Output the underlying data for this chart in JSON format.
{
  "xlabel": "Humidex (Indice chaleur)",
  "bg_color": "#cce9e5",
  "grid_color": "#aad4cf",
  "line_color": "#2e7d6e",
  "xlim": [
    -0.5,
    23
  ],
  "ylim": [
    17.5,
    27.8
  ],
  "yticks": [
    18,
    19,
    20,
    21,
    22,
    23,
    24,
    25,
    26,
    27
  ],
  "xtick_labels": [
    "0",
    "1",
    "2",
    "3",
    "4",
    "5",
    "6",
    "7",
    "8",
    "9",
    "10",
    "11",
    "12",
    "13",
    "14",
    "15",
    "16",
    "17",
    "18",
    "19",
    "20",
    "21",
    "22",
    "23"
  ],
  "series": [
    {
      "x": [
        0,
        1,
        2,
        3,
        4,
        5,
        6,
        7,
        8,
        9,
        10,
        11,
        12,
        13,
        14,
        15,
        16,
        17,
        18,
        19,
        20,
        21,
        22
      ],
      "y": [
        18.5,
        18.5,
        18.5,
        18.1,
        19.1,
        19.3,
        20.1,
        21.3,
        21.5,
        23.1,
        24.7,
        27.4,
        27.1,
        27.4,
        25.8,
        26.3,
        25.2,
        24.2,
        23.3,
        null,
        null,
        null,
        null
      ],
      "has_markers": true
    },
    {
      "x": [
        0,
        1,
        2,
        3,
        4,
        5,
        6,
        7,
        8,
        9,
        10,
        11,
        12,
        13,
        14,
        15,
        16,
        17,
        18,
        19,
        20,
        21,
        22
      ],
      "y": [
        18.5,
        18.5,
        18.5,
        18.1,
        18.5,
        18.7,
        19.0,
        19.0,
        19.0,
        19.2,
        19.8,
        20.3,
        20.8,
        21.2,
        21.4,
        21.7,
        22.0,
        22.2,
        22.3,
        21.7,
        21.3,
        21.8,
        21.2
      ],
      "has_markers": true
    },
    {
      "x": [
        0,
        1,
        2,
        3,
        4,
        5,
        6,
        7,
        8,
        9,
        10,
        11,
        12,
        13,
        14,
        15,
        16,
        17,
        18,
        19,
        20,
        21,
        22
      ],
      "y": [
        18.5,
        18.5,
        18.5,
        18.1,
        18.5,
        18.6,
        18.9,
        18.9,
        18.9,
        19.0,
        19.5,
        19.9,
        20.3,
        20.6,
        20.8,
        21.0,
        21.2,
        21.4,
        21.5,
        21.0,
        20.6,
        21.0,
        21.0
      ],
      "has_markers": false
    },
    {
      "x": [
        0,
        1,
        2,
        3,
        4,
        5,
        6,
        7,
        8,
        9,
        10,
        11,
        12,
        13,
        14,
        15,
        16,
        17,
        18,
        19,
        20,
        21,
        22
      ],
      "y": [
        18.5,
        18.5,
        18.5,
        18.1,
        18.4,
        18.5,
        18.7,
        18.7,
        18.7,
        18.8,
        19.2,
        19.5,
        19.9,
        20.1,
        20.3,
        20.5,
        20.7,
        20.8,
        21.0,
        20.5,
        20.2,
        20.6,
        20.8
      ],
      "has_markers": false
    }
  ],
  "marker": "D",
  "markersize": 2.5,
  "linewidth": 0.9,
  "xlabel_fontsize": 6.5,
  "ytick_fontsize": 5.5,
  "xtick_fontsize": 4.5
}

--------

*REQUIREMENT:*
Take the entries above and transcribe them in full.

*FINAL RESULT:*
Output the underlying data for this chart in JSON format.
{
  "xlabel": "Humidex (Indice chaleur)",
  "bg_color": "#cce9e5",
  "grid_color": "#aad4cf",
  "line_color": "#2e7d6e",
  "xlim": [
    -0.5,
    23
  ],
  "ylim": [
    17.5,
    27.8
  ],
  "yticks": [
    18,
    19,
    20,
    21,
    22,
    23,
    24,
    25,
    26,
    27
  ],
  "xtick_labels": [
    "0",
    "1",
    "2",
    "3",
    "4",
    "5",
    "6",
    "7",
    "8",
    "9",
    "10",
    "11",
    "12",
    "13",
    "14",
    "15",
    "16",
    "17",
    "18",
    "19",
    "20",
    "21",
    "22",
    "23"
  ],
  "series": [
    {
      "x": [
        0,
        1,
        2,
        3,
        4,
        5,
        6,
        7,
        8,
        9,
        10,
        11,
        12,
        13,
        14,
        15,
        16,
        17,
        18,
        19,
        20,
        21,
        22
      ],
      "y": [
        18.5,
        18.5,
        18.5,
        18.1,
        19.1,
        19.3,
        20.1,
        21.3,
        21.5,
        23.1,
        24.7,
        27.4,
        27.1,
        27.4,
        25.8,
        26.3,
        25.2,
        24.2,
        23.3,
        null,
        null,
        null,
        null
      ],
      "has_markers": true
    },
    {
      "x": [
        0,
        1,
        2,
        3,
        4,
        5,
        6,
        7,
        8,
        9,
        10,
        11,
        12,
        13,
        14,
        15,
        16,
        17,
        18,
        19,
        20,
        21,
        22
      ],
      "y": [
        18.5,
        18.5,
        18.5,
        18.1,
        18.5,
        18.7,
        19.0,
        19.0,
        19.0,
        19.2,
        19.8,
        20.3,
        20.8,
        21.2,
        21.4,
        21.7,
        22.0,
        22.2,
        22.3,
        21.7,
        21.3,
        21.8,
        21.2
      ],
      "has_markers": true
    },
    {
      "x": [
        0,
        1,
        2,
        3,
        4,
        5,
        6,
        7,
        8,
        9,
        10,
        11,
        12,
        13,
        14,
        15,
        16,
        17,
        18,
        19,
        20,
        21,
        22
      ],
      "y": [
        18.5,
        18.5,
        18.5,
        18.1,
        18.5,
        18.6,
        18.9,
        18.9,
        18.9,
        19.0,
        19.5,
        19.9,
        20.3,
        20.6,
        20.8,
        21.0,
        21.2,
        21.4,
        21.5,
        21.0,
        20.6,
        21.0,
        21.0
      ],
      "has_markers": false
    },
    {
      "x": [
        0,
        1,
        2,
        3,
        4,
        5,
        6,
        7,
        8,
        9,
        10,
        11,
        12,
        13,
        14,
        15,
        16,
        17,
        18,
        19,
        20,
        21,
        22
      ],
      "y": [
        18.5,
        18.5,
        18.5,
        18.1,
        18.4,
        18.5,
        18.7,
        18.7,
        18.7,
        18.8,
        19.2,
        19.5,
        19.9,
        20.1,
        20.3,
        20.5,
        20.7,
        20.8,
        21.0,
        20.5,
        20.2,
        20.6,
        20.8
      ],
      "has_markers": false
    }
  ],
  "marker": "D",
  "markersize": 2.5,
  "linewidth": 0.9,
  "xlabel_fontsize": 6.5,
  "ytick_fontsize": 5.5,
  "xtick_fontsize": 4.5
}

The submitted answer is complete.